DATA FOR ANALYSIS:

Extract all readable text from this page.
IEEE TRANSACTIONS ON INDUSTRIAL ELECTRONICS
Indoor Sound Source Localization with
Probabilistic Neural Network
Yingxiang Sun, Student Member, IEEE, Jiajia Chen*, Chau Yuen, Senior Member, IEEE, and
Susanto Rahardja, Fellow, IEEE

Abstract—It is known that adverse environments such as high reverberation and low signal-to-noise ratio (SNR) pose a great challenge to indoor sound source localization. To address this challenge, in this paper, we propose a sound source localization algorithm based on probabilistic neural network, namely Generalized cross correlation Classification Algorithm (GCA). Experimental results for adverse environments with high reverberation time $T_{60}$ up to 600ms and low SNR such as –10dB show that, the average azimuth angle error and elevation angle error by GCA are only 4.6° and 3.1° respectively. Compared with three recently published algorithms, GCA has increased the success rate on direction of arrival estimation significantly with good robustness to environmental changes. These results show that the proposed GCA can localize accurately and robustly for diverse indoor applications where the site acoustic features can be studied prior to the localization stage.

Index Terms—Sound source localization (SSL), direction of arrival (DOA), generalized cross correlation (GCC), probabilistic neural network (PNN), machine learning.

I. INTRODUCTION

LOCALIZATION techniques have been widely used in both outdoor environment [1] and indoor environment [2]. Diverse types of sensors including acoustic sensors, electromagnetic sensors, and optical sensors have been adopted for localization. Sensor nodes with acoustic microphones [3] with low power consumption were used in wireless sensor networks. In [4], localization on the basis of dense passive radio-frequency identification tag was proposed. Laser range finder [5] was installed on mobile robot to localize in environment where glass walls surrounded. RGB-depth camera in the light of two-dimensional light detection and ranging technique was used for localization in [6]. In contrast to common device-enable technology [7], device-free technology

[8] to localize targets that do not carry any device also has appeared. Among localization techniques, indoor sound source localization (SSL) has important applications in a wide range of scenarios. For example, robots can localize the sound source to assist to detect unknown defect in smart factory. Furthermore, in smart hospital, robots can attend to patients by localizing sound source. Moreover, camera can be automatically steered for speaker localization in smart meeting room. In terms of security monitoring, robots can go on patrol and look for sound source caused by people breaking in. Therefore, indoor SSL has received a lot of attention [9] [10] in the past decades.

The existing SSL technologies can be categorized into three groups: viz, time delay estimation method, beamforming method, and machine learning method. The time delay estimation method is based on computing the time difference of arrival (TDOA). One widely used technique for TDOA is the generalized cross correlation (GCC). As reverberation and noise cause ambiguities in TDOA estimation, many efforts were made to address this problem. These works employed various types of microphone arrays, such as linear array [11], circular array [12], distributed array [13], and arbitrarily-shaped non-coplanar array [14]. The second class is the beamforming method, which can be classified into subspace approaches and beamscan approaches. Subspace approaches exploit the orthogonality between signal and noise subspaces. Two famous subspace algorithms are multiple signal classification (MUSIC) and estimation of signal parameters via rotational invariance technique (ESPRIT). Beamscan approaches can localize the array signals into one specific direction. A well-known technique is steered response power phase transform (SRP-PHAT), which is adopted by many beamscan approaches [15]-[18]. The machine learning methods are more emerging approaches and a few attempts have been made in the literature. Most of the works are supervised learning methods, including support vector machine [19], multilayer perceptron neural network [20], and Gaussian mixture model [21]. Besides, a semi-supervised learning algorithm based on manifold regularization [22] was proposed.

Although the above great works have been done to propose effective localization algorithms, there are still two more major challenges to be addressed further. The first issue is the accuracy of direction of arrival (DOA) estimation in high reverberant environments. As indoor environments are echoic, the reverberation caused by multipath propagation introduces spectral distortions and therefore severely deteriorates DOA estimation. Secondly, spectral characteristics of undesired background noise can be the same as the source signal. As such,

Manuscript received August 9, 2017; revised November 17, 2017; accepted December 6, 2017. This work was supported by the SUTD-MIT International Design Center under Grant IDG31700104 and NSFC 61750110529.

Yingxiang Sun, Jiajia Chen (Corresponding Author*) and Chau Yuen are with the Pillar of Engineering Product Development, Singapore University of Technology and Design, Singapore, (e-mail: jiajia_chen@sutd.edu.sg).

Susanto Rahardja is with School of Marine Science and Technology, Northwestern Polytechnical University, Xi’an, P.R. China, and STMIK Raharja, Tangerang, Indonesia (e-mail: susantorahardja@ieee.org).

WORK ITEM:
Would you copy each line of the data exactly as it appears above?

ANSWER TO THE PROBLEM:
Extract all readable text from this page.
IEEE TRANSACTIONS ON INDUSTRIAL ELECTRONICS
Indoor Sound Source Localization with
Probabilistic Neural Network
Yingxiang Sun, Student Member, IEEE, Jiajia Chen*, Chau Yuen, Senior Member, IEEE, and
Susanto Rahardja, Fellow, IEEE

Abstract—It is known that adverse environments such as high reverberation and low signal-to-noise ratio (SNR) pose a great challenge to indoor sound source localization. To address this challenge, in this paper, we propose a sound source localization algorithm based on probabilistic neural network, namely Generalized cross correlation Classification Algorithm (GCA). Experimental results for adverse environments with high reverberation time $T_{60}$ up to 600ms and low SNR such as –10dB show that, the average azimuth angle error and elevation angle error by GCA are only 4.6° and 3.1° respectively. Compared with three recently published algorithms, GCA has increased the success rate on direction of arrival estimation significantly with good robustness to environmental changes. These results show that the proposed GCA can localize accurately and robustly for diverse indoor applications where the site acoustic features can be studied prior to the localization stage.

Index Terms—Sound source localization (SSL), direction of arrival (DOA), generalized cross correlation (GCC), probabilistic neural network (PNN), machine learning.

I. INTRODUCTION

LOCALIZATION techniques have been widely used in both outdoor environment [1] and indoor environment [2]. Diverse types of sensors including acoustic sensors, electromagnetic sensors, and optical sensors have been adopted for localization. Sensor nodes with acoustic microphones [3] with low power consumption were used in wireless sensor networks. In [4], localization on the basis of dense passive radio-frequency identification tag was proposed. Laser range finder [5] was installed on mobile robot to localize in environment where glass walls surrounded. RGB-depth camera in the light of two-dimensional light detection and ranging technique was used for localization in [6]. In contrast to common device-enable technology [7], device-free technology

[8] to localize targets that do not carry any device also has appeared. Among localization techniques, indoor sound source localization (SSL) has important applications in a wide range of scenarios. For example, robots can localize the sound source to assist to detect unknown defect in smart factory. Furthermore, in smart hospital, robots can attend to patients by localizing sound source. Moreover, camera can be automatically steered for speaker localization in smart meeting room. In terms of security monitoring, robots can go on patrol and look for sound source caused by people breaking in. Therefore, indoor SSL has received a lot of attention [9] [10] in the past decades.

The existing SSL technologies can be categorized into three groups: viz, time delay estimation method, beamforming method, and machine learning method. The time delay estimation method is based on computing the time difference of arrival (TDOA). One widely used technique for TDOA is the generalized cross correlation (GCC). As reverberation and noise cause ambiguities in TDOA estimation, many efforts were made to address this problem. These works employed various types of microphone arrays, such as linear array [11], circular array [12], distributed array [13], and arbitrarily-shaped non-coplanar array [14]. The second class is the beamforming method, which can be classified into subspace approaches and beamscan approaches. Subspace approaches exploit the orthogonality between signal and noise subspaces. Two famous subspace algorithms are multiple signal classification (MUSIC) and estimation of signal parameters via rotational invariance technique (ESPRIT). Beamscan approaches can localize the array signals into one specific direction. A well-known technique is steered response power phase transform (SRP-PHAT), which is adopted by many beamscan approaches [15]-[18]. The machine learning methods are more emerging approaches and a few attempts have been made in the literature. Most of the works are supervised learning methods, including support vector machine [19], multilayer perceptron neural network [20], and Gaussian mixture model [21]. Besides, a semi-supervised learning algorithm based on manifold regularization [22] was proposed.

Although the above great works have been done to propose effective localization algorithms, there are still two more major challenges to be addressed further. The first issue is the accuracy of direction of arrival (DOA) estimation in high reverberant environments. As indoor environments are echoic, the reverberation caused by multipath propagation introduces spectral distortions and therefore severely deteriorates DOA estimation. Secondly, spectral characteristics of undesired background noise can be the same as the source signal. As such,

Manuscript received August 9, 2017; revised November 17, 2017; accepted December 6, 2017. This work was supported by the SUTD-MIT International Design Center under Grant IDG31700104 and NSFC 61750110529.

Yingxiang Sun, Jiajia Chen (Corresponding Author*) and Chau Yuen are with the Pillar of Engineering Product Development, Singapore University of Technology and Design, Singapore, (e-mail: jiajia_chen@sutd.edu.sg).

Susanto Rahardja is with School of Marine Science and Technology, Northwestern Polytechnical University, Xi’an, P.R. China, and STMIK Raharja, Tangerang, Indonesia (e-mail: susantorahardja@ieee.org).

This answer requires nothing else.